%%

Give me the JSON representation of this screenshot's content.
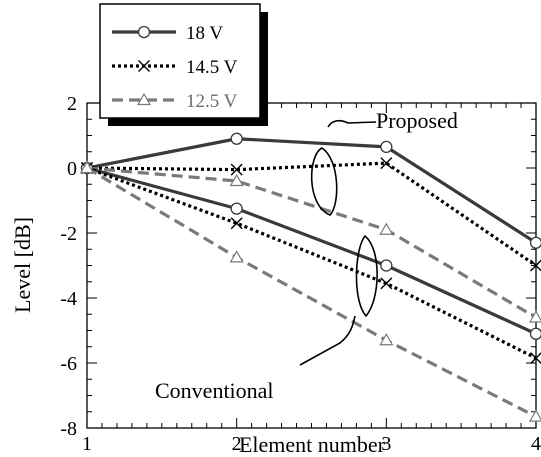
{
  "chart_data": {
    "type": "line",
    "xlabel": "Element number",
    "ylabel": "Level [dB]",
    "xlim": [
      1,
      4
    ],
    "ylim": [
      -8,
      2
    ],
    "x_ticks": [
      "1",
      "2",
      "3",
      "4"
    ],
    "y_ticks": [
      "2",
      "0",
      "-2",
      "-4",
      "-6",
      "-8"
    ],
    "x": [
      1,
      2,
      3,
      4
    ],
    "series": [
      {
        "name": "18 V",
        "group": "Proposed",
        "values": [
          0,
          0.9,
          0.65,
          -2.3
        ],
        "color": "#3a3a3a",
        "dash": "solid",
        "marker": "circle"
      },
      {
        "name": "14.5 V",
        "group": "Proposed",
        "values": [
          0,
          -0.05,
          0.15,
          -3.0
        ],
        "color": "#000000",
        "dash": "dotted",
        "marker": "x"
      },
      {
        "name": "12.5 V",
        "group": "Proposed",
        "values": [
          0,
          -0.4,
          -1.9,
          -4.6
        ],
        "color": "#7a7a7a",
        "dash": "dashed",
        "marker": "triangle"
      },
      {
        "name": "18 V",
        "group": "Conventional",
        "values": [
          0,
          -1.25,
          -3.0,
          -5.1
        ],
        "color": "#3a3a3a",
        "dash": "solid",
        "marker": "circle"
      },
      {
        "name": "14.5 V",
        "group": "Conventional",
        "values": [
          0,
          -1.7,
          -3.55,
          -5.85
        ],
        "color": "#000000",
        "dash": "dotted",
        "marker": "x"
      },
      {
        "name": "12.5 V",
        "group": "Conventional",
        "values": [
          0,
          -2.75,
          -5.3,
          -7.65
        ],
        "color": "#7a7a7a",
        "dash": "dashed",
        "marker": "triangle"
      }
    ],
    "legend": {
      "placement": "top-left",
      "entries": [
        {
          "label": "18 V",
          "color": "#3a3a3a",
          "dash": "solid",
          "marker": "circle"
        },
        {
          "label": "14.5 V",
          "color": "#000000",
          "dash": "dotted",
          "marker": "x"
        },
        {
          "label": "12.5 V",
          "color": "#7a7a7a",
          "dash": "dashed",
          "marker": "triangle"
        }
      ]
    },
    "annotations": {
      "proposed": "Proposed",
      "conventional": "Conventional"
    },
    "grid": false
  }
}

%%

__YOUR GOAL__. Repeat all of the entries word for word, but omit the pictures.

__REPLY TO THE TASK__.
Give me the JSON representation of this screenshot's content.
{
  "chart_data": {
    "type": "line",
    "xlabel": "Element number",
    "ylabel": "Level [dB]",
    "xlim": [
      1,
      4
    ],
    "ylim": [
      -8,
      2
    ],
    "x_ticks": [
      "1",
      "2",
      "3",
      "4"
    ],
    "y_ticks": [
      "2",
      "0",
      "-2",
      "-4",
      "-6",
      "-8"
    ],
    "x": [
      1,
      2,
      3,
      4
    ],
    "series": [
      {
        "name": "18 V",
        "group": "Proposed",
        "values": [
          0,
          0.9,
          0.65,
          -2.3
        ],
        "color": "#3a3a3a",
        "dash": "solid",
        "marker": "circle"
      },
      {
        "name": "14.5 V",
        "group": "Proposed",
        "values": [
          0,
          -0.05,
          0.15,
          -3.0
        ],
        "color": "#000000",
        "dash": "dotted",
        "marker": "x"
      },
      {
        "name": "12.5 V",
        "group": "Proposed",
        "values": [
          0,
          -0.4,
          -1.9,
          -4.6
        ],
        "color": "#7a7a7a",
        "dash": "dashed",
        "marker": "triangle"
      },
      {
        "name": "18 V",
        "group": "Conventional",
        "values": [
          0,
          -1.25,
          -3.0,
          -5.1
        ],
        "color": "#3a3a3a",
        "dash": "solid",
        "marker": "circle"
      },
      {
        "name": "14.5 V",
        "group": "Conventional",
        "values": [
          0,
          -1.7,
          -3.55,
          -5.85
        ],
        "color": "#000000",
        "dash": "dotted",
        "marker": "x"
      },
      {
        "name": "12.5 V",
        "group": "Conventional",
        "values": [
          0,
          -2.75,
          -5.3,
          -7.65
        ],
        "color": "#7a7a7a",
        "dash": "dashed",
        "marker": "triangle"
      }
    ],
    "legend": {
      "placement": "top-left",
      "entries": [
        {
          "label": "18 V",
          "color": "#3a3a3a",
          "dash": "solid",
          "marker": "circle"
        },
        {
          "label": "14.5 V",
          "color": "#000000",
          "dash": "dotted",
          "marker": "x"
        },
        {
          "label": "12.5 V",
          "color": "#7a7a7a",
          "dash": "dashed",
          "marker": "triangle"
        }
      ]
    },
    "annotations": {
      "proposed": "Proposed",
      "conventional": "Conventional"
    },
    "grid": false
  }
}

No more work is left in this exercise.